Problem to work on -
Using the material below, copy every line where "Aosta" appears.

Input records -
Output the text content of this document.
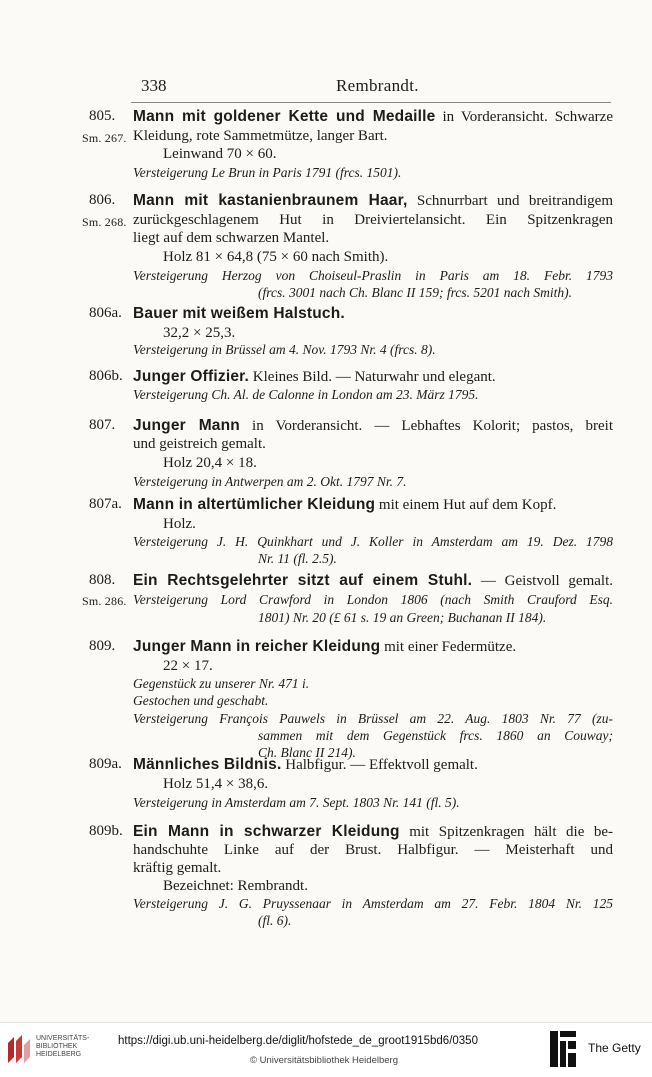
338	Rembrandt.
805.
Sm. 267.
Mann mit goldener Kette und Medaille in Vorderansicht. Schwarze
Kleidung, rote Sammetmütze, langer Bart.
Leinwand 70 × 60.
Versteigerung Le Brun in Paris 1791 (frcs. 1501).
806.
Sm. 268.
Mann mit kastanienbraunem Haar, Schnurrbart und breitrandigem
zurückgeschlagenem Hut in Dreiviertelansicht. Ein Spitzenkragen
liegt auf dem schwarzen Mantel.
Holz 81 × 64,8 (75 × 60 nach Smith).
Versteigerung Herzog von Choiseul-Praslin in Paris am 18. Febr. 1793
(frcs. 3001 nach Ch. Blanc II 159; frcs. 5201 nach Smith).
806a. Bauer mit weißem Halstuch.
32,2 × 25,3.
Versteigerung in Brüssel am 4. Nov. 1793 Nr. 4 (frcs. 8).
806b. Junger Offizier. Kleines Bild. — Naturwahr und elegant.
Versteigerung Ch. Al. de Calonne in London am 23. März 1795.
807. Junger Mann in Vorderansicht. — Lebhaftes Kolorit; pastos, breit
und geistreich gemalt.
Holz 20,4 × 18.
Versteigerung in Antwerpen am 2. Okt. 1797 Nr. 7.
807a. Mann in altertümlicher Kleidung mit einem Hut auf dem Kopf.
Holz.
Versteigerung J. H. Quinkhart und J. Koller in Amsterdam am 19. Dez. 1798
Nr. 11 (fl. 2.5).
808.
Sm. 286.
Ein Rechtsgelehrter sitzt auf einem Stuhl. — Geistvoll gemalt.
Versteigerung Lord Crawford in London 1806 (nach Smith Crauford Esq.
1801) Nr. 20 (£ 61 s. 19 an Green; Buchanan II 184).
809. Junger Mann in reicher Kleidung mit einer Federmütze.
22 × 17.
Gegenstück zu unserer Nr. 471 i.
Gestochen und geschabt.
Versteigerung François Pauwels in Brüssel am 22. Aug. 1803 Nr. 77 (zu-
sammen mit dem Gegenstück frcs. 1860 an Couway;
Ch. Blanc II 214).
809a. Männliches Bildnis. Halbfigur. — Effektvoll gemalt.
Holz 51,4 × 38,6.
Versteigerung in Amsterdam am 7. Sept. 1803 Nr. 141 (fl. 5).
809b. Ein Mann in schwarzer Kleidung mit Spitzenkragen hält die be-
handschuhte Linke auf der Brust. Halbfigur. — Meisterhaft und
kräftig gemalt.
Bezeichnet: Rembrandt.
Versteigerung J. G. Pruyssenaar in Amsterdam am 27. Febr. 1804 Nr. 125
(fl. 6).
UNIVERSITÄTS-
BIBLIOTHEK
HEIDELBERG
https://digi.ub.uni-heidelberg.de/diglit/hofstede_de_groot1915bd6/0350
© Universitätsbibliothek Heidelberg
The Getty
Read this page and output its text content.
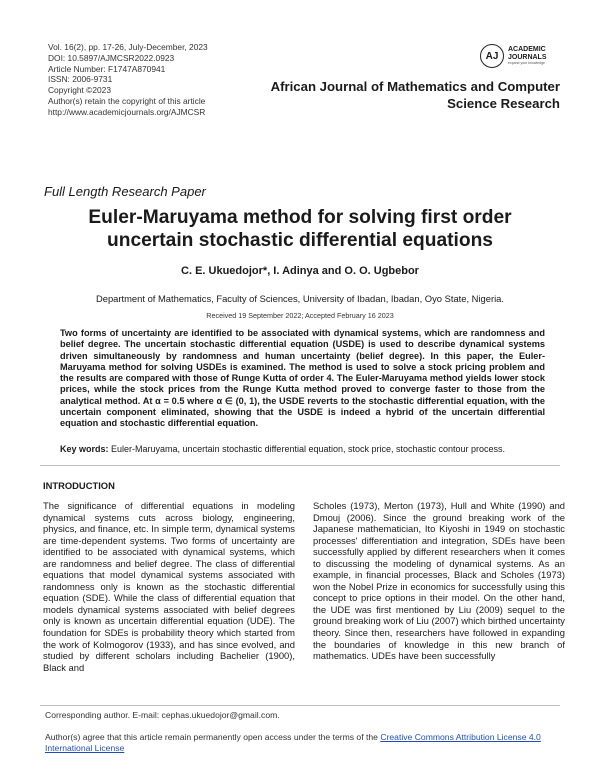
Vol. 16(2), pp. 17-26, July-December, 2023
DOI: 10.5897/AJMCSR2022.0923
Article Number: F1747A870941
ISSN: 2006-9731
Copyright ©2023
Author(s) retain the copyright of this article
http://www.academicjournals.org/AJMCSR
AJ
ACADEMIC
JOURNALS
expand your knowledge
African Journal of Mathematics and Computer
Science Research
Full Length Research Paper
Euler-Maruyama method for solving first order
uncertain stochastic differential equations
C. E. Ukuedojor*, I. Adinya and O. O. Ugbebor
Department of Mathematics, Faculty of Sciences, University of Ibadan, Ibadan, Oyo State, Nigeria.
Received 19 September 2022; Accepted February 16 2023
Two forms of uncertainty are identified to be associated with dynamical systems, which are randomness and belief degree. The uncertain stochastic differential equation (USDE) is used to describe dynamical systems driven simultaneously by randomness and human uncertainty (belief degree). In this paper, the Euler-Maruyama method for solving USDEs is examined. The method is used to solve a stock pricing problem and the results are compared with those of Runge Kutta of order 4. The Euler-Maruyama method yields lower stock prices, while the stock prices from the Runge Kutta method proved to converge faster to those from the analytical method. At α = 0.5 where α ∈ (0, 1), the USDE reverts to the stochastic differential equation, with the uncertain component eliminated, showing that the USDE is indeed a hybrid of the uncertain differential equation and stochastic differential equation.
Key words: Euler-Maruyama, uncertain stochastic differential equation, stock price, stochastic contour process.
INTRODUCTION
The significance of differential equations in modeling dynamical systems cuts across biology, engineering, physics, and finance, etc. In simple term, dynamical systems are time-dependent systems. Two forms of uncertainty are identified to be associated with dynamical systems, which are randomness and belief degree. The class of differential equations that model dynamical systems associated with randomness only is known as the stochastic differential equation (SDE). While the class of differential equation that models dynamical systems associated with belief degrees only is known as uncertain differential equation (UDE). The foundation for SDEs is probability theory which started from the work of Kolmogorov (1933), and has since evolved, and studied by different scholars including Bachelier (1900), Black and
Scholes (1973), Merton (1973), Hull and White (1990) and Dmouj (2006). Since the ground breaking work of the Japanese mathematician, Ito Kiyoshi in 1949 on stochastic processes' differentiation and integration, SDEs have been successfully applied by different researchers when it comes to discussing the modeling of dynamical systems. As an example, in financial processes, Black and Scholes (1973) won the Nobel Prize in economics for successfully using this concept to price options in their model. On the other hand, the UDE was first mentioned by Liu (2009) sequel to the ground breaking work of Liu (2007) which birthed uncertainty theory. Since then, researchers have followed in expanding the boundaries of knowledge in this new branch of mathematics. UDEs have been successfully
Corresponding author. E-mail: cephas.ukuedojor@gmail.com.
Author(s) agree that this article remain permanently open access under the terms of the Creative Commons Attribution License 4.0 International License
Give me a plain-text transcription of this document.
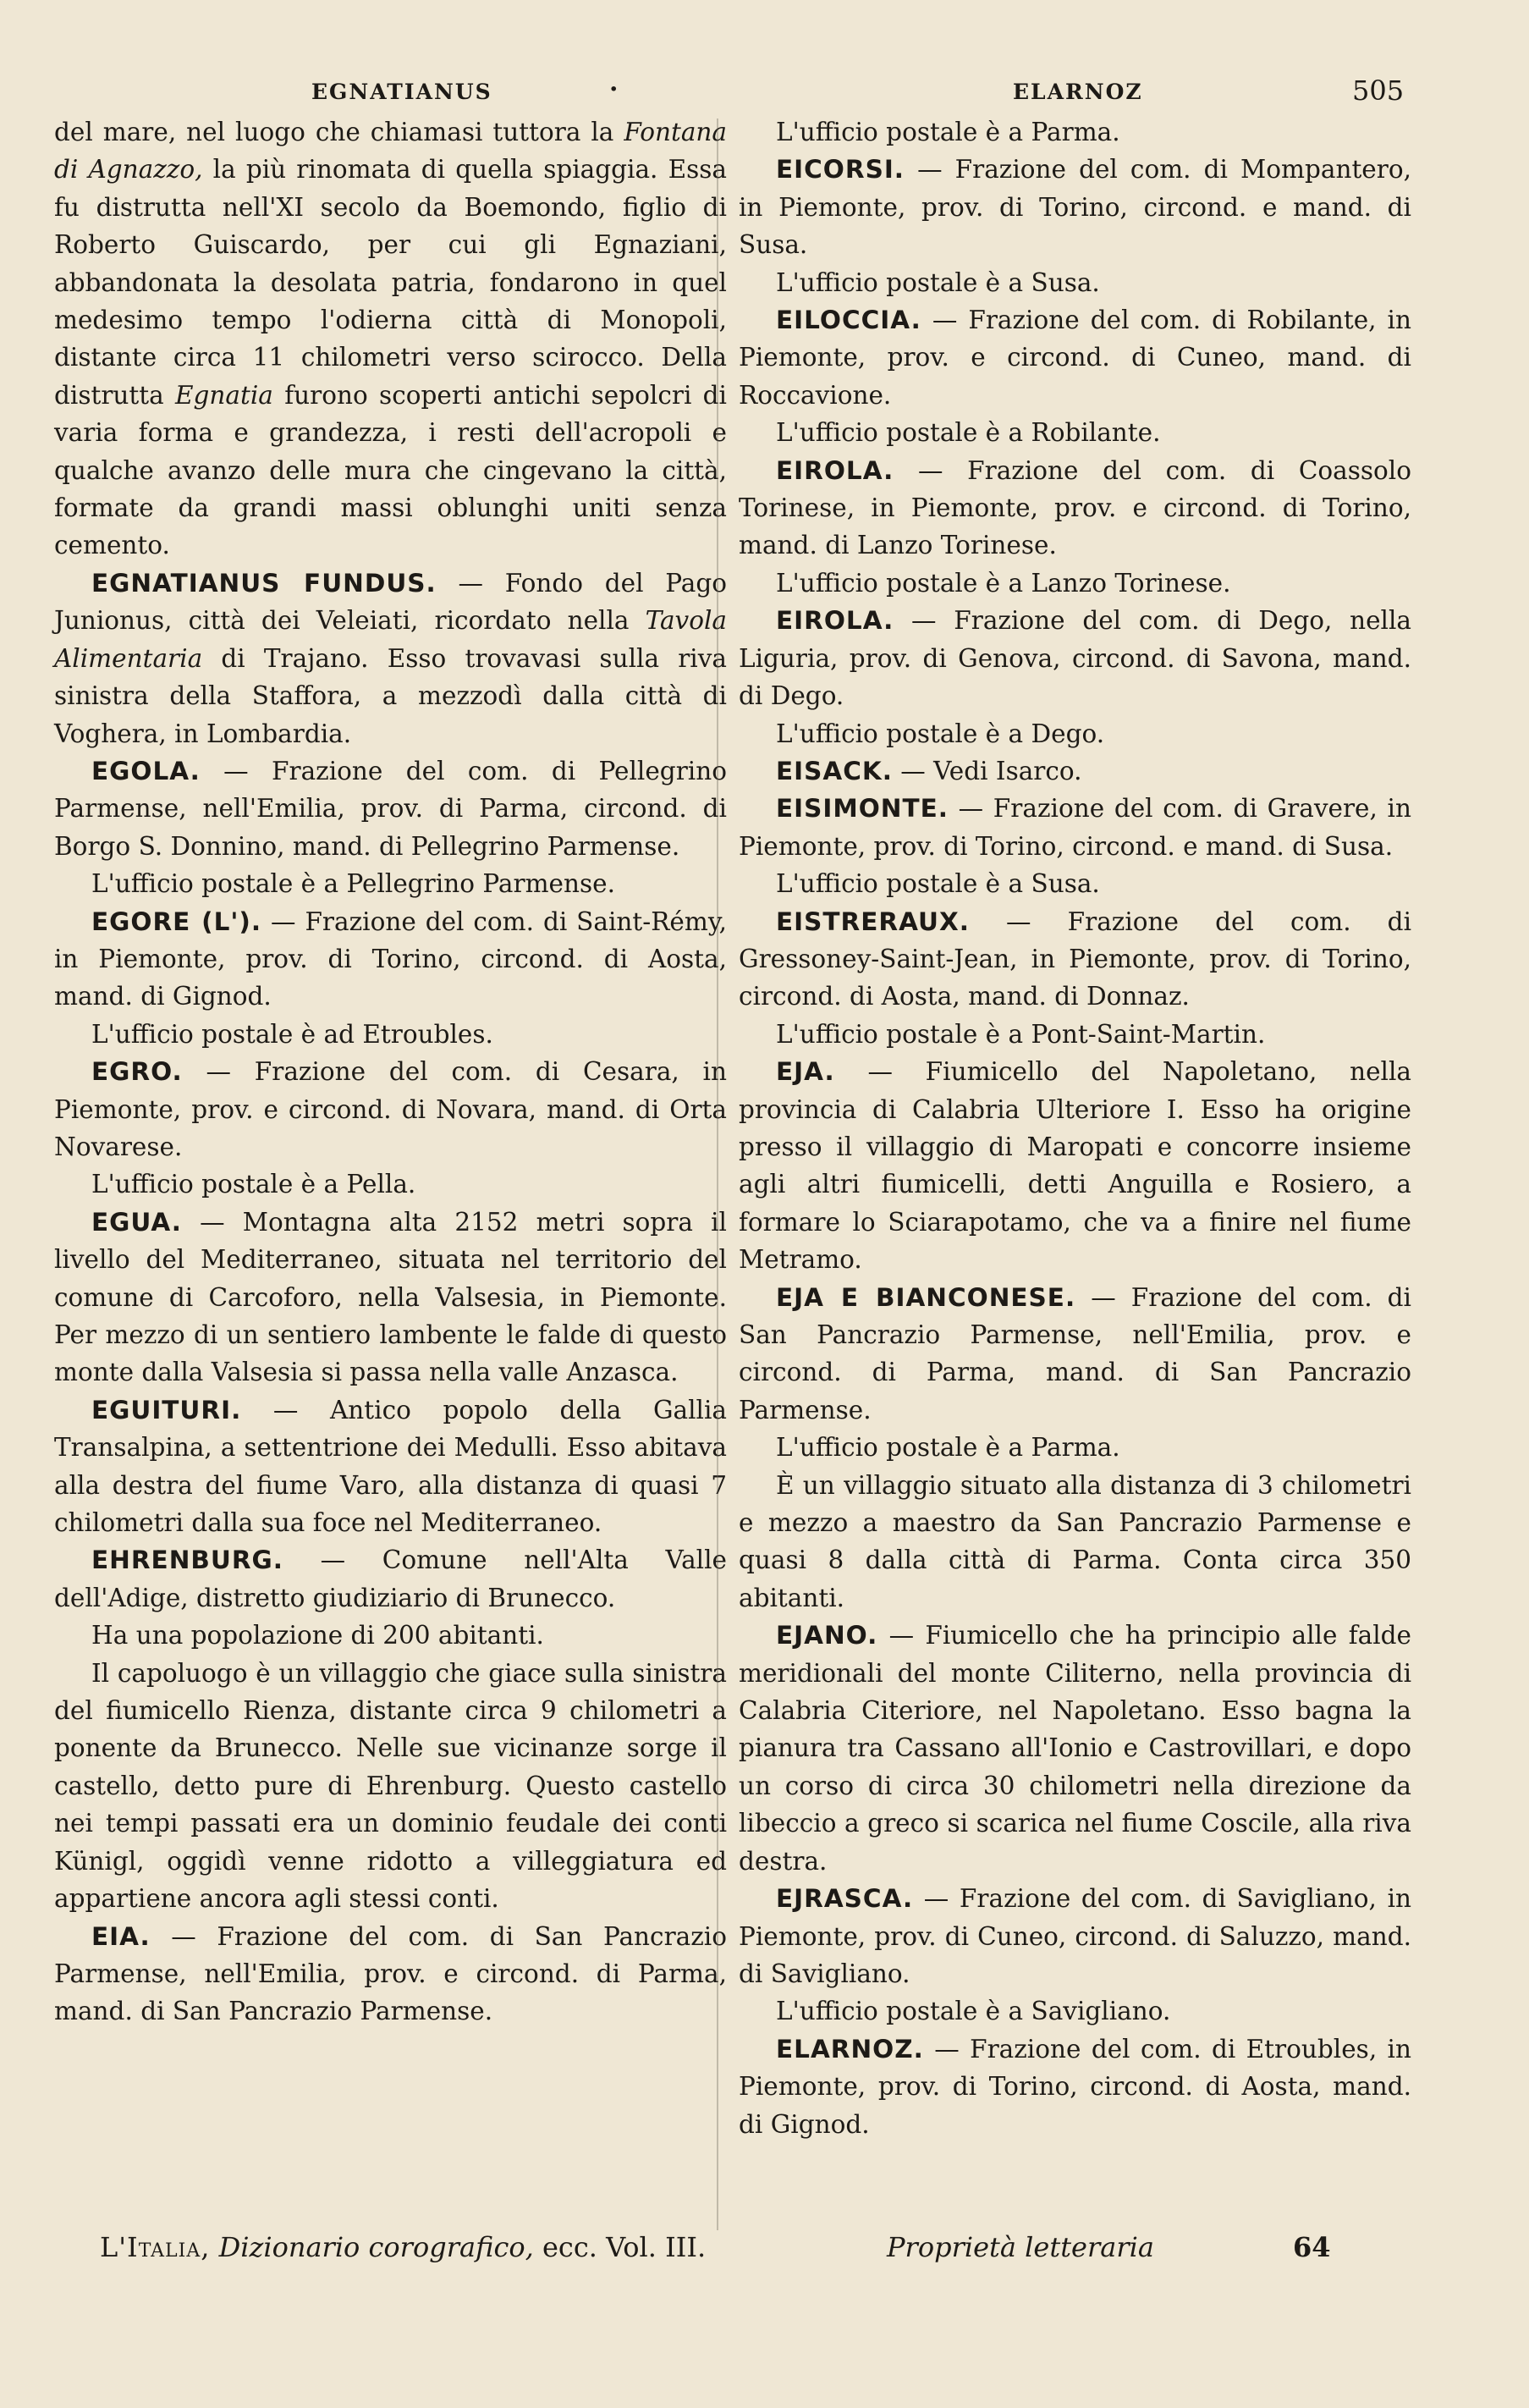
EGNATIANUS	·	ELARNOZ	505

del mare, nel luogo che chiamasi tuttora la Fontana di Agnazzo, la più rinomata di quella spiaggia. Essa fu distrutta nell'XI secolo da Boemondo, figlio di Roberto Guiscardo, per cui gli Egnaziani, abbandonata la desolata patria, fondarono in quel medesimo tempo l'odierna città di Monopoli, distante circa 11 chilometri verso scirocco. Della distrutta Egnatia furono scoperti antichi sepolcri di varia forma e grandezza, i resti dell'acropoli e qualche avanzo delle mura che cingevano la città, formate da grandi massi oblunghi uniti senza cemento.

EGNATIANUS FUNDUS. — Fondo del Pago Junionus, città dei Veleiati, ricordato nella Tavola Alimentaria di Trajano. Esso trovavasi sulla riva sinistra della Staffora, a mezzodì dalla città di Voghera, in Lombardia.

EGOLA. — Frazione del com. di Pellegrino Parmense, nell'Emilia, prov. di Parma, circond. di Borgo S. Donnino, mand. di Pellegrino Parmense.

L'ufficio postale è a Pellegrino Parmense.

EGORE (L'). — Frazione del com. di Saint-Rémy, in Piemonte, prov. di Torino, circond. di Aosta, mand. di Gignod.

L'ufficio postale è ad Etroubles.

EGRO. — Frazione del com. di Cesara, in Piemonte, prov. e circond. di Novara, mand. di Orta Novarese.

L'ufficio postale è a Pella.

EGUA. — Montagna alta 2152 metri sopra il livello del Mediterraneo, situata nel territorio del comune di Carcoforo, nella Valsesia, in Piemonte. Per mezzo di un sentiero lambente le falde di questo monte dalla Valsesia si passa nella valle Anzasca.

EGUITURI. — Antico popolo della Gallia Transalpina, a settentrione dei Medulli. Esso abitava alla destra del fiume Varo, alla distanza di quasi 7 chilometri dalla sua foce nel Mediterraneo.

EHRENBURG. — Comune nell'Alta Valle dell'Adige, distretto giudiziario di Brunecco.

Ha una popolazione di 200 abitanti.

Il capoluogo è un villaggio che giace sulla sinistra del fiumicello Rienza, distante circa 9 chilometri a ponente da Brunecco. Nelle sue vicinanze sorge il castello, detto pure di Ehrenburg. Questo castello nei tempi passati era un dominio feudale dei conti Künigl, oggidì venne ridotto a villeggiatura ed appartiene ancora agli stessi conti.

EIA. — Frazione del com. di San Pancrazio Parmense, nell'Emilia, prov. e circond. di Parma, mand. di San Pancrazio Parmense.

L'ufficio postale è a Parma.

EICORSI. — Frazione del com. di Mompantero, in Piemonte, prov. di Torino, circond. e mand. di Susa.

L'ufficio postale è a Susa.

EILOCCIA. — Frazione del com. di Robilante, in Piemonte, prov. e circond. di Cuneo, mand. di Roccavione.

L'ufficio postale è a Robilante.

EIROLA. — Frazione del com. di Coassolo Torinese, in Piemonte, prov. e circond. di Torino, mand. di Lanzo Torinese.

L'ufficio postale è a Lanzo Torinese.

EIROLA. — Frazione del com. di Dego, nella Liguria, prov. di Genova, circond. di Savona, mand. di Dego.

L'ufficio postale è a Dego.

EISACK. — Vedi Isarco.

EISIMONTE. — Frazione del com. di Gravere, in Piemonte, prov. di Torino, circond. e mand. di Susa.

L'ufficio postale è a Susa.

EISTRERAUX. — Frazione del com. di Gressoney-Saint-Jean, in Piemonte, prov. di Torino, circond. di Aosta, mand. di Donnaz.

L'ufficio postale è a Pont-Saint-Martin.

EJA. — Fiumicello del Napoletano, nella provincia di Calabria Ulteriore I. Esso ha origine presso il villaggio di Maropati e concorre insieme agli altri fiumicelli, detti Anguilla e Rosiero, a formare lo Sciarapotamo, che va a finire nel fiume Metramo.

EJA E BIANCONESE. — Frazione del com. di San Pancrazio Parmense, nell'Emilia, prov. e circond. di Parma, mand. di San Pancrazio Parmense.

L'ufficio postale è a Parma.

È un villaggio situato alla distanza di 3 chilometri e mezzo a maestro da San Pancrazio Parmense e quasi 8 dalla città di Parma. Conta circa 350 abitanti.

EJANO. — Fiumicello che ha principio alle falde meridionali del monte Ciliterno, nella provincia di Calabria Citeriore, nel Napoletano. Esso bagna la pianura tra Cassano all'Ionio e Castrovillari, e dopo un corso di circa 30 chilometri nella direzione da libeccio a greco si scarica nel fiume Coscile, alla riva destra.

EJRASCA. — Frazione del com. di Savigliano, in Piemonte, prov. di Cuneo, circond. di Saluzzo, mand. di Savigliano.

L'ufficio postale è a Savigliano.

ELARNOZ. — Frazione del com. di Etroubles, in Piemonte, prov. di Torino, circond. di Aosta, mand. di Gignod.

L'Italia, Dizionario corografico, ecc. Vol. III.	Proprietà letteraria	64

In response -
EGORE (L'). — Frazione del com. di Saint-Rémy, in Piemonte, prov. di Torino, circond. di Aosta, mand. di Gignod.
EISTRERAUX. — Frazione del com. di Gressoney-Saint-Jean, in Piemonte, prov. di Torino, circond. di Aosta, mand. di Donnaz.
ELARNOZ. — Frazione del com. di Etroubles, in Piemonte, prov. di Torino, circond. di Aosta, mand. di Gignod.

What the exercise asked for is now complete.